EXERCISE GOAL: Show every line of the material that follows in which the word "Vegetable" occurs.

EXTRACTED DATA:
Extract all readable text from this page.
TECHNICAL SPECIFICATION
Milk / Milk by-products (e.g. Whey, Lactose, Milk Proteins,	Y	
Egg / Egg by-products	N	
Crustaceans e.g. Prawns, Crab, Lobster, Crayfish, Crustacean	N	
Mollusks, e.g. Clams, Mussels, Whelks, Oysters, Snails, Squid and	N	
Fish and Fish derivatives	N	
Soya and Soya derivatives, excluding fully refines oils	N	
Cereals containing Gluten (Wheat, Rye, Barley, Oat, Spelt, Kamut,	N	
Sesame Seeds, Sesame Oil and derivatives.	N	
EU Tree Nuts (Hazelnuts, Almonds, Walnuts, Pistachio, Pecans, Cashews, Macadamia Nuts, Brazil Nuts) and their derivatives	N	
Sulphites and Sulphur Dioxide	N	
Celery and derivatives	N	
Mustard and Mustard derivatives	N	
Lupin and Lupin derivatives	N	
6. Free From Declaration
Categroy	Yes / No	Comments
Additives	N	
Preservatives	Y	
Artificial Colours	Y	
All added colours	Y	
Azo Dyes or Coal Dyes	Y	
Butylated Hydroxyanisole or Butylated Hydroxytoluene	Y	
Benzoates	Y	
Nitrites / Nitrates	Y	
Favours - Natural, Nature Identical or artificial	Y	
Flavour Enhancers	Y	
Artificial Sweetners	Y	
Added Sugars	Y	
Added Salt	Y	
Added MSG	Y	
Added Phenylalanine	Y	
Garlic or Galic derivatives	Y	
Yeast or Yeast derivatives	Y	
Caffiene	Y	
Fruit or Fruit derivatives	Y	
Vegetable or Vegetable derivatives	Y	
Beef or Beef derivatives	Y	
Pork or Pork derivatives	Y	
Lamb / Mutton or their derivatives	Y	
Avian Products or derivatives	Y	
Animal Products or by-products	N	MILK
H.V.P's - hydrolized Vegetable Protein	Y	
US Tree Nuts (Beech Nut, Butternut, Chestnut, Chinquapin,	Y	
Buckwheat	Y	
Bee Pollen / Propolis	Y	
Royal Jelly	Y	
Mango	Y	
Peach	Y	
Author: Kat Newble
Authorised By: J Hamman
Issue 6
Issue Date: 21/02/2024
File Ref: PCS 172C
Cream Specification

TASK RESPONSE:
Vegetable or Vegetable derivatives	Y	
H.V.P's - hydrolized Vegetable Protein	Y	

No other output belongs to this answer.